Input
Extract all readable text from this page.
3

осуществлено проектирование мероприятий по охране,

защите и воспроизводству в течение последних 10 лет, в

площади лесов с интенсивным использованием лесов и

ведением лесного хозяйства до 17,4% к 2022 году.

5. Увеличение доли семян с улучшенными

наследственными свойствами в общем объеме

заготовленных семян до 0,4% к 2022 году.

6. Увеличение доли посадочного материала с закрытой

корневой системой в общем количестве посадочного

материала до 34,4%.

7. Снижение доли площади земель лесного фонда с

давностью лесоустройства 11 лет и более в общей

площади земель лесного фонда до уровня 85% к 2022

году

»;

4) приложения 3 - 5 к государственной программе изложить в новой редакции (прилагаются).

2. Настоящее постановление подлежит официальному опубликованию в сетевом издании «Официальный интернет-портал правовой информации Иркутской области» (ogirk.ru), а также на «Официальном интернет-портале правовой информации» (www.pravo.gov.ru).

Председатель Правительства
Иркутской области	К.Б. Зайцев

Exercise
Copy down every line of the entries containing the word "области".

Answer to this exercise
2. Настоящее постановление подлежит официальному опубликованию в сетевом издании «Официальный интернет-портал правовой информации Иркутской области» (ogirk.ru), а также на «Официальном интернет-портале правовой информации» (www.pravo.gov.ru).
Иркутской области	К.Б. Зайцев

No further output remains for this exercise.